-- Exercise task --
List all the lines in these records that hold "right".

────────

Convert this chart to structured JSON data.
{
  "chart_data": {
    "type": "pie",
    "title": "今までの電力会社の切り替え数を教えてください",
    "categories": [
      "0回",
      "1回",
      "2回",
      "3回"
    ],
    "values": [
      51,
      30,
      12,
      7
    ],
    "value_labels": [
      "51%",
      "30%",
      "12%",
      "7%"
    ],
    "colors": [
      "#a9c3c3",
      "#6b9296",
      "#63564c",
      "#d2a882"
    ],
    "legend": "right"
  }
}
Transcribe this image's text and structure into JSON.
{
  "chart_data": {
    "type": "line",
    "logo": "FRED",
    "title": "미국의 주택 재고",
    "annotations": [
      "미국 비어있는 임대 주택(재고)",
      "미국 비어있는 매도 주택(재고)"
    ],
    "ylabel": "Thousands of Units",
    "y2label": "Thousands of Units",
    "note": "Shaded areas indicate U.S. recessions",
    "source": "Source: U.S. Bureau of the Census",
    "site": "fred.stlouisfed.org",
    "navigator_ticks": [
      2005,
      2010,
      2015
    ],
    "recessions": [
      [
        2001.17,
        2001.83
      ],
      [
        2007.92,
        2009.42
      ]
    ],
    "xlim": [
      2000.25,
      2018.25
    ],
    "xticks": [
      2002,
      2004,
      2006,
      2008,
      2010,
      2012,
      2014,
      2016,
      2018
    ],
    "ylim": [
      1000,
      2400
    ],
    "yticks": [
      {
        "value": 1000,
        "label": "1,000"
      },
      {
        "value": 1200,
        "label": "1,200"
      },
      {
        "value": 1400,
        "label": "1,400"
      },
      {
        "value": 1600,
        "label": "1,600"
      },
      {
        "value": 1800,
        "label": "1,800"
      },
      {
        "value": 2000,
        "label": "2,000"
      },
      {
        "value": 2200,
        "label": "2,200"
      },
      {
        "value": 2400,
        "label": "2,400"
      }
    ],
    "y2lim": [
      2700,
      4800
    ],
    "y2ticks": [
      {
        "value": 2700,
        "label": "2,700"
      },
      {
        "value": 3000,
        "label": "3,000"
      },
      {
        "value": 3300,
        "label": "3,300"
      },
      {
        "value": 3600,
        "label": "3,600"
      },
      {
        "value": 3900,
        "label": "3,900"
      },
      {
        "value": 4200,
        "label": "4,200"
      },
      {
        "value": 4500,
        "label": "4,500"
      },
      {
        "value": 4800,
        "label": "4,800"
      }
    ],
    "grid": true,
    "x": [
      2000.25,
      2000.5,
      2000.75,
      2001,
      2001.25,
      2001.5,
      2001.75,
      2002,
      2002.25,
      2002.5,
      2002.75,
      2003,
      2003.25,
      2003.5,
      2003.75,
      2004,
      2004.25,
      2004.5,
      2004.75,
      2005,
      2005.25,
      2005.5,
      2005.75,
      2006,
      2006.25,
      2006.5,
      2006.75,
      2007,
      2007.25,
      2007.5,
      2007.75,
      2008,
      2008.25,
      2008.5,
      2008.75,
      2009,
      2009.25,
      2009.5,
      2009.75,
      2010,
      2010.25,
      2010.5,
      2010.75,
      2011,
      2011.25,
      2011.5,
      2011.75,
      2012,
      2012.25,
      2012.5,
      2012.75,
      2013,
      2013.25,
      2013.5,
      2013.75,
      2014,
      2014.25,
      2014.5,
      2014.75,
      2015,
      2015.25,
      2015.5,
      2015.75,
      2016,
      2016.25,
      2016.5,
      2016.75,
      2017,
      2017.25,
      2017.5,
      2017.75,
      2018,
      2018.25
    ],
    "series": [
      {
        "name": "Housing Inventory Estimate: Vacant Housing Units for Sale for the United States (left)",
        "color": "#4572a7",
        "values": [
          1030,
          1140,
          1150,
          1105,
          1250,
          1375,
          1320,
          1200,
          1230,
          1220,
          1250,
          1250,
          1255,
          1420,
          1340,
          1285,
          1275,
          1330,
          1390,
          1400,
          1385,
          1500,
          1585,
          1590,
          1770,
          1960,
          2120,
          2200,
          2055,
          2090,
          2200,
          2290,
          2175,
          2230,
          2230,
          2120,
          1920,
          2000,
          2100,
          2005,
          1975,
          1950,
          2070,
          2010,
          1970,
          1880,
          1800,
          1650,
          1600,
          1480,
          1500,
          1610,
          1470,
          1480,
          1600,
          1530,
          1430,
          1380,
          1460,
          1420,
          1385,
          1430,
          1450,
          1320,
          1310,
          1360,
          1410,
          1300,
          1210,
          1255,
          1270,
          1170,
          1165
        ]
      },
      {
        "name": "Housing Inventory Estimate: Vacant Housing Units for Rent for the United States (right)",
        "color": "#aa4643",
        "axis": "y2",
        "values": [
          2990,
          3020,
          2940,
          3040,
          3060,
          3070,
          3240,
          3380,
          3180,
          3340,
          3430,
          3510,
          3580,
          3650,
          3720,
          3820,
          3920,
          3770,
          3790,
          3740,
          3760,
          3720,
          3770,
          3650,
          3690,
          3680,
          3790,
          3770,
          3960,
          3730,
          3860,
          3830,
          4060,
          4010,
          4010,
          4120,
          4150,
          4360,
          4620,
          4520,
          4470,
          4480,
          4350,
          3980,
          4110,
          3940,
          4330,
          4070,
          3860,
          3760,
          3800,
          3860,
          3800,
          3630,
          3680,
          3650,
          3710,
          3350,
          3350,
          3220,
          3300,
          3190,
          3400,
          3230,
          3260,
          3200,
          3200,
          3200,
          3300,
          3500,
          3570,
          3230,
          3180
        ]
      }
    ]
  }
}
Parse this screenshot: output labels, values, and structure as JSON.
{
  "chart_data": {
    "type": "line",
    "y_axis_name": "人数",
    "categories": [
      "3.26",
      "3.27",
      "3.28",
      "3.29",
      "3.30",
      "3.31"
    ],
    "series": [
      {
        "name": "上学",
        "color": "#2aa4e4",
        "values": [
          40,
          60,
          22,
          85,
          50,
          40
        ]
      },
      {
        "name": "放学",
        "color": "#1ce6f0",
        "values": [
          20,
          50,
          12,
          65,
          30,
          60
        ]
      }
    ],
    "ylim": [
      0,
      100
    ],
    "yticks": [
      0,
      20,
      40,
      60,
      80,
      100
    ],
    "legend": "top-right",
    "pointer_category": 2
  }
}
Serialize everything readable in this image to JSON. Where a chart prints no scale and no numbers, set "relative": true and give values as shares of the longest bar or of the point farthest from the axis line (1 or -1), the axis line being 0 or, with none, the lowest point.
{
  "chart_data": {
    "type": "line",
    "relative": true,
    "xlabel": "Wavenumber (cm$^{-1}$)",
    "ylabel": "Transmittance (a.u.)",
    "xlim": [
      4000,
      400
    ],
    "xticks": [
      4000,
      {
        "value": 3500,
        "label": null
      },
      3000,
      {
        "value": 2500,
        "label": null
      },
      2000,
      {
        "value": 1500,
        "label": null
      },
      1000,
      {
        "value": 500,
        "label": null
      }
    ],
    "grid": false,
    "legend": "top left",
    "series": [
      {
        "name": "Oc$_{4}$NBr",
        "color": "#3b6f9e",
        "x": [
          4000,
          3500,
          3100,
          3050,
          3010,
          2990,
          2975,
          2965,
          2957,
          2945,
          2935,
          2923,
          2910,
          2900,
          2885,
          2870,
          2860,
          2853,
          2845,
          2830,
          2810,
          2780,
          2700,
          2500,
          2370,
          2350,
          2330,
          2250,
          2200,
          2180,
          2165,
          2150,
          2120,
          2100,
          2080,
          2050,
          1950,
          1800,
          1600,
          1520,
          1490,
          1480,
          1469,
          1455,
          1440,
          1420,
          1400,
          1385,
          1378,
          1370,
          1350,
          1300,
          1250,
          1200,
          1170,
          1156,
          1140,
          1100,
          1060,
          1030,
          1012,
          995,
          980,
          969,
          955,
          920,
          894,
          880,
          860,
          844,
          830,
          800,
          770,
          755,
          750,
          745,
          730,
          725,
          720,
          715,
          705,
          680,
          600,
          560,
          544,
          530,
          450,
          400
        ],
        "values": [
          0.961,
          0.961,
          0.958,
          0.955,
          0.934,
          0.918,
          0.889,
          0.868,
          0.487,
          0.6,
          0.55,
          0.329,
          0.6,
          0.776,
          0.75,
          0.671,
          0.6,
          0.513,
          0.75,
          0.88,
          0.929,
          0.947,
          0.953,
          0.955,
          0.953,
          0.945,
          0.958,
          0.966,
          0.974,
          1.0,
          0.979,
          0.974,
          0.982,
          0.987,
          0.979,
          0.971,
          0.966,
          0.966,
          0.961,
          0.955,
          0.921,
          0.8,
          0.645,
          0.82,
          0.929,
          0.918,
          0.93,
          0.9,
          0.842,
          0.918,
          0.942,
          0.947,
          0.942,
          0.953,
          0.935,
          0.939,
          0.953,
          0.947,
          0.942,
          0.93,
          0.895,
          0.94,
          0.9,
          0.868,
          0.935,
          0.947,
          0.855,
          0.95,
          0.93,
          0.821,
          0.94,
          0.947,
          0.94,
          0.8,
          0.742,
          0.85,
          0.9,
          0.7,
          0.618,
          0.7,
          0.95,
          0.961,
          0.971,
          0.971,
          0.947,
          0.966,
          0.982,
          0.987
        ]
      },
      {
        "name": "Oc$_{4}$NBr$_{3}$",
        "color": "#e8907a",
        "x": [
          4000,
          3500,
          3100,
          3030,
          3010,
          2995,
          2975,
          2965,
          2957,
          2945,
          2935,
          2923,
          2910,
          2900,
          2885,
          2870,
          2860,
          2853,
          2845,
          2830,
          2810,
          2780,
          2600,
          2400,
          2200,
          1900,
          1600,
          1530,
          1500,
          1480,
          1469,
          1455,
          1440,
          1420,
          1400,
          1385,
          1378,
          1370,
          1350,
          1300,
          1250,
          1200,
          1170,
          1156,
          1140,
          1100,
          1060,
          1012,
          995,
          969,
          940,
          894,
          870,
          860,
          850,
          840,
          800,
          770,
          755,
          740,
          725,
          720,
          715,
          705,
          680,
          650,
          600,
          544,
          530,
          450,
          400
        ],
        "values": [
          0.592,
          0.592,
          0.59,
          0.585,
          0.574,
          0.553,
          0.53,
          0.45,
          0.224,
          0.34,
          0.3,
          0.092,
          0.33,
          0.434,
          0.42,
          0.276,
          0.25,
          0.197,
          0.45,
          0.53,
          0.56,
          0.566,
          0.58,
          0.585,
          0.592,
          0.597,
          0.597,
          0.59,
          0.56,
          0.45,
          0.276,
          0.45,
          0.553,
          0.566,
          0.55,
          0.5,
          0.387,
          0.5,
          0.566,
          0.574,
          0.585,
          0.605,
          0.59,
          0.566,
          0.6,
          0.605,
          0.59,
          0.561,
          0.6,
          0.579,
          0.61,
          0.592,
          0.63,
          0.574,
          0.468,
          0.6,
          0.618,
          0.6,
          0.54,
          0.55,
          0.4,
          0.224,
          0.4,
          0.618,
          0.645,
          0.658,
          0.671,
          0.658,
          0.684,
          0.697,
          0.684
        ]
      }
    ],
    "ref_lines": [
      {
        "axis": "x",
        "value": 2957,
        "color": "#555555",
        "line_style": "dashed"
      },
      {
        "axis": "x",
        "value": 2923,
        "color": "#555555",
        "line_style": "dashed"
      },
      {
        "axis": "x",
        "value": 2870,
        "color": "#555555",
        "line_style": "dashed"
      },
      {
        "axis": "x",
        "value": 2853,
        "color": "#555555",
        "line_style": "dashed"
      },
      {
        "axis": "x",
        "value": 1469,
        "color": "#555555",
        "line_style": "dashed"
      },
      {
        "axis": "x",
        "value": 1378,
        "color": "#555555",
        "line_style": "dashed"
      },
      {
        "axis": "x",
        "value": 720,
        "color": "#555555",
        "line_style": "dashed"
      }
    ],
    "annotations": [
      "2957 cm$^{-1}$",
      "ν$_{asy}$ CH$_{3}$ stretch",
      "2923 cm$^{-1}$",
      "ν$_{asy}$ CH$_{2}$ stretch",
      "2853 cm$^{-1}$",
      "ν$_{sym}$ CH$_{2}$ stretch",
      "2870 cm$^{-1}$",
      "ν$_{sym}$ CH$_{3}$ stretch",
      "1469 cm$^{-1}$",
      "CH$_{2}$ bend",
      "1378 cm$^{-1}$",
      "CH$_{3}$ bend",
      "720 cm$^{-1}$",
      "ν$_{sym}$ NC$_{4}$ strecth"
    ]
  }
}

────────

-- The result --
    "legend": "right"
        "name": "Housing Inventory Estimate: Vacant Housing Units for Rent for the United States (right)",
    "legend": "top-right",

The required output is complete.